* **EXTRACTED RECORDS**
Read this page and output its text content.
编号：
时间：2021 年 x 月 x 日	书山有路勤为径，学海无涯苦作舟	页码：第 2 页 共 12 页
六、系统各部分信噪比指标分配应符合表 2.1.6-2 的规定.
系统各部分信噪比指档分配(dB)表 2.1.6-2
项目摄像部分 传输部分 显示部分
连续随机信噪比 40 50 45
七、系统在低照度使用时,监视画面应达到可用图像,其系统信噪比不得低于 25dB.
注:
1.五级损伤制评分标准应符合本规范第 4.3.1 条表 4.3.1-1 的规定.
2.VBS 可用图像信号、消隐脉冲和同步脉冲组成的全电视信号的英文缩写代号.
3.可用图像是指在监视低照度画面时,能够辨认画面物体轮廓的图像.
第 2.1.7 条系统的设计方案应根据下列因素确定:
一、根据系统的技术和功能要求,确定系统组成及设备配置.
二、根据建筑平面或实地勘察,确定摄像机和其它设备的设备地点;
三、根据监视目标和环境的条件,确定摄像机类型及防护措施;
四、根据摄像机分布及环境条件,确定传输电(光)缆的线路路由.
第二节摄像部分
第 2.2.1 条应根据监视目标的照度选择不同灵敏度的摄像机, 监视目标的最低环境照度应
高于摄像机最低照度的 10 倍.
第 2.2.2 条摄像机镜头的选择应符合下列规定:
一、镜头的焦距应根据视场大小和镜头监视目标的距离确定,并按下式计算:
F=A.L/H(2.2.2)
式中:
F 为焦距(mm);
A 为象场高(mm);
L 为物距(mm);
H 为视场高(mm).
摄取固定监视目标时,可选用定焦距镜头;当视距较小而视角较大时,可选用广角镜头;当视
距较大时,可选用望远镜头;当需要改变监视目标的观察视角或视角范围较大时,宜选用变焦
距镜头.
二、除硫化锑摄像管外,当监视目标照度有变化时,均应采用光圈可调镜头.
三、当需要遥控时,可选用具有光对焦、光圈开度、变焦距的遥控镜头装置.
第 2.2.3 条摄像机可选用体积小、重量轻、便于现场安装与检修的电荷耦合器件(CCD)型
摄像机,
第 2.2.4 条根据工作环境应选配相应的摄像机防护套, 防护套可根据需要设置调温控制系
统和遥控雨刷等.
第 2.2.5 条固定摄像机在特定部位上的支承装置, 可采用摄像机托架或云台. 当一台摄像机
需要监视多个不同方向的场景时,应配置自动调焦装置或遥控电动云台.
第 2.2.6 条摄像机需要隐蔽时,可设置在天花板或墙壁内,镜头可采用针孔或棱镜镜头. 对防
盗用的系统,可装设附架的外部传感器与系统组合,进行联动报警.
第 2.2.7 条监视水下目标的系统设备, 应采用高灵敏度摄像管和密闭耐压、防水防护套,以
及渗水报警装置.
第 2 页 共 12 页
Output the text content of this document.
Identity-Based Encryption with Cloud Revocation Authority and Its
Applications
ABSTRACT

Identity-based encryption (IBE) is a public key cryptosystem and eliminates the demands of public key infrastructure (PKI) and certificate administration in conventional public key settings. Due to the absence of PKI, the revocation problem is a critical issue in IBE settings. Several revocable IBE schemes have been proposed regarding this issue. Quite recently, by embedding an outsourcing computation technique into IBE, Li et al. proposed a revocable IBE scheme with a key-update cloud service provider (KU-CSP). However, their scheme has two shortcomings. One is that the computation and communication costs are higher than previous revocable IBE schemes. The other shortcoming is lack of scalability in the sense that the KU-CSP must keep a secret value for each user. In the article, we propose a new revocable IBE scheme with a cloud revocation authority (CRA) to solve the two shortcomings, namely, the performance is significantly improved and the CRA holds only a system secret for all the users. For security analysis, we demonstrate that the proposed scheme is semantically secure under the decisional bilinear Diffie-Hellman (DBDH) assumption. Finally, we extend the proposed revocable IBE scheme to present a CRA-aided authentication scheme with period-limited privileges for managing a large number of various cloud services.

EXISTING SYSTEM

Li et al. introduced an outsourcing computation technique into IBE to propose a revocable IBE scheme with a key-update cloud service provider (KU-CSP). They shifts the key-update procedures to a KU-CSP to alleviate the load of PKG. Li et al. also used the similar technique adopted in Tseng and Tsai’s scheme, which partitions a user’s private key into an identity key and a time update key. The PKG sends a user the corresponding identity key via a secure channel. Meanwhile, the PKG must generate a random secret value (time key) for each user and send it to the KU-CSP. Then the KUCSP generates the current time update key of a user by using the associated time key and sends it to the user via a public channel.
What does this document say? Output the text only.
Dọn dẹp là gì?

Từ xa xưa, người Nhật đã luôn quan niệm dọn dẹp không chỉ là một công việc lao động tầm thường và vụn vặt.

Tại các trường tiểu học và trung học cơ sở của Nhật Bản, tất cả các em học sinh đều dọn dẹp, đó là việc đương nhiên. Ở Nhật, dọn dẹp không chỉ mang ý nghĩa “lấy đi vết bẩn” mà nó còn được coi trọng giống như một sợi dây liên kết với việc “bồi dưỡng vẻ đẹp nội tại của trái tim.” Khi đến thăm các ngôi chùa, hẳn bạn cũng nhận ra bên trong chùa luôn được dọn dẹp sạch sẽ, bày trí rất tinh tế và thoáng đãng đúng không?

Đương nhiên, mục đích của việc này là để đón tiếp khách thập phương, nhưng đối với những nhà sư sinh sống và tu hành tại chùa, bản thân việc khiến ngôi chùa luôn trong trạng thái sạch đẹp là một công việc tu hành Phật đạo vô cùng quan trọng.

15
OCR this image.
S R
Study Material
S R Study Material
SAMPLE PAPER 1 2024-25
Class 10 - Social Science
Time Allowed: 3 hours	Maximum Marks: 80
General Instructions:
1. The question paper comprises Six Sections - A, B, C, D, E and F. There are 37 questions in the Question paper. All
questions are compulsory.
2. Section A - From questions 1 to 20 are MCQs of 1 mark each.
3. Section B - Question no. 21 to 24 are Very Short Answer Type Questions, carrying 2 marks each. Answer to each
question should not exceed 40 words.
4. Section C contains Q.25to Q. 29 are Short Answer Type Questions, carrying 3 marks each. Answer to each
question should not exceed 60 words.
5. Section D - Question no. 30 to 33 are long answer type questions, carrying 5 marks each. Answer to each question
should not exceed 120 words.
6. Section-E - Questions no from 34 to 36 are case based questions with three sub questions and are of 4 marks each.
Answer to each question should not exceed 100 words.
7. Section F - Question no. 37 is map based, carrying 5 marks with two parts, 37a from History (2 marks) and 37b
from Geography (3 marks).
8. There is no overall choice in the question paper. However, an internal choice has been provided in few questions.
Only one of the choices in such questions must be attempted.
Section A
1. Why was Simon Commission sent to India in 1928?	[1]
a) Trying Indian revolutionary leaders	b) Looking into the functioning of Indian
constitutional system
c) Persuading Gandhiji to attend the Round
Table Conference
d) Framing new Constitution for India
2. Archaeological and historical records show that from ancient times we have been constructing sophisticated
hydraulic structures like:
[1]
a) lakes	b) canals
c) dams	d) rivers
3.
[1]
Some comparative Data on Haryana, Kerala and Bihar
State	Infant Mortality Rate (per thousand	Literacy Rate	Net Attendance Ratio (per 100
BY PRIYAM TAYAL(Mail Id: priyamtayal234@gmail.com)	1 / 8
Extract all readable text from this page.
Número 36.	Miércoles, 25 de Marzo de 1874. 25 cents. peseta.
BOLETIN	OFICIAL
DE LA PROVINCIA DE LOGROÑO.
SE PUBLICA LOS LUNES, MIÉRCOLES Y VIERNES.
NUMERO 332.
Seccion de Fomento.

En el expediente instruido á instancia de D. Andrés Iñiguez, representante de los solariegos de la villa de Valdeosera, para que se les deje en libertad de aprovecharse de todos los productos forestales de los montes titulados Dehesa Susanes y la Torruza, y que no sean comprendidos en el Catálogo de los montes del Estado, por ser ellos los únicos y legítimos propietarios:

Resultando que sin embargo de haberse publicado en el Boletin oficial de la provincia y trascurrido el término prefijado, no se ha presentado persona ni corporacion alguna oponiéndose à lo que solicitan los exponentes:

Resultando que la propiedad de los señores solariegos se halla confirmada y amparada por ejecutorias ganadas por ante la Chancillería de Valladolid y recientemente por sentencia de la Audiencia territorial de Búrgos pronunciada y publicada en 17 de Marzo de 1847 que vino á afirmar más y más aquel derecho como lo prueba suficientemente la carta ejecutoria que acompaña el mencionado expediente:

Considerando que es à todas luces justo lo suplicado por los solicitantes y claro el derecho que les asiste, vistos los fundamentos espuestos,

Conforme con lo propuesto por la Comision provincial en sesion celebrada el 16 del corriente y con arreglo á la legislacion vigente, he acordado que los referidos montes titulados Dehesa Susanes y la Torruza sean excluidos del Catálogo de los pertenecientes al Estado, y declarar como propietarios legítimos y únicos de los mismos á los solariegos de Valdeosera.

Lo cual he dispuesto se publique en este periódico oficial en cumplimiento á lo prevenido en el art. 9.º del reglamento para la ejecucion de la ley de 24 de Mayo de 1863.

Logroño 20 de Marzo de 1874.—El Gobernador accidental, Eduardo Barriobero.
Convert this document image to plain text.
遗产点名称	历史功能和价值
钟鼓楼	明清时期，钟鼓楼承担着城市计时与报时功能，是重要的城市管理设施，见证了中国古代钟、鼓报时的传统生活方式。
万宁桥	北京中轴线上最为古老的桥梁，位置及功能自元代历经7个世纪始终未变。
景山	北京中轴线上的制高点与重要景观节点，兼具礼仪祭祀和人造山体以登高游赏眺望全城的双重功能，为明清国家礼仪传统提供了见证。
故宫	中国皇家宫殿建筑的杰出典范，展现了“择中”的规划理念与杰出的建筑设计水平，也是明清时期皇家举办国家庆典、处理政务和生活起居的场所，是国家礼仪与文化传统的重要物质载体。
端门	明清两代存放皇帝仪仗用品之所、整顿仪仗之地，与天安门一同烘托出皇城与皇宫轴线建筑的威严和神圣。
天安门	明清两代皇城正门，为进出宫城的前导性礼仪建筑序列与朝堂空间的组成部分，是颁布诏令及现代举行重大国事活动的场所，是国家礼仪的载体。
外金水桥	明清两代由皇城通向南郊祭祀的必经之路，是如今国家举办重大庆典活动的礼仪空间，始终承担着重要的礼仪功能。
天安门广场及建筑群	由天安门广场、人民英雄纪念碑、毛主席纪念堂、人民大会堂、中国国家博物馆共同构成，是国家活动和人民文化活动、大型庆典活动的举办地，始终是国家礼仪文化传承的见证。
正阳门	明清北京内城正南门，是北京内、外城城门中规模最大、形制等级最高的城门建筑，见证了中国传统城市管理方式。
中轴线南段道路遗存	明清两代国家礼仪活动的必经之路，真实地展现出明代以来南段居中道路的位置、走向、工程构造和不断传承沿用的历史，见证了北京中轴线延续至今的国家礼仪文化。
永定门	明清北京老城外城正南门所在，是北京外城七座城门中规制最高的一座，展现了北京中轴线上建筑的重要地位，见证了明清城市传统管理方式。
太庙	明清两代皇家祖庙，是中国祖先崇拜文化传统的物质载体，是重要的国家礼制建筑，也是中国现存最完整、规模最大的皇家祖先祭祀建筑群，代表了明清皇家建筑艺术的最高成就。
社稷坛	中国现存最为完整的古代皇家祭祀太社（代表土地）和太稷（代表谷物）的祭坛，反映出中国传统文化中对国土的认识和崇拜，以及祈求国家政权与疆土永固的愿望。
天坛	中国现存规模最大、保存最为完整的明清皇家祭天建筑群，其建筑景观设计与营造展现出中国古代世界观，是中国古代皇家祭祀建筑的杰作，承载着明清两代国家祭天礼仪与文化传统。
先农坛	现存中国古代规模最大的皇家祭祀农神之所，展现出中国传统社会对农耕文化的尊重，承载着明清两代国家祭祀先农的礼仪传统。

* **EXERCISE**
Gather each line that holds "derecho".

* **FULL SOLUTION**
Resultando que la propiedad de los señores solariegos se halla confirmada y amparada por ejecutorias ganadas por ante la Chancillería de Valladolid y recientemente por sentencia de la Audiencia territorial de Búrgos pronunciada y publicada en 17 de Marzo de 1847 que vino á afirmar más y más aquel derecho como lo prueba suficientemente la carta ejecutoria que acompaña el mencionado expediente:
Considerando que es à todas luces justo lo suplicado por los solicitantes y claro el derecho que les asiste, vistos los fundamentos espuestos,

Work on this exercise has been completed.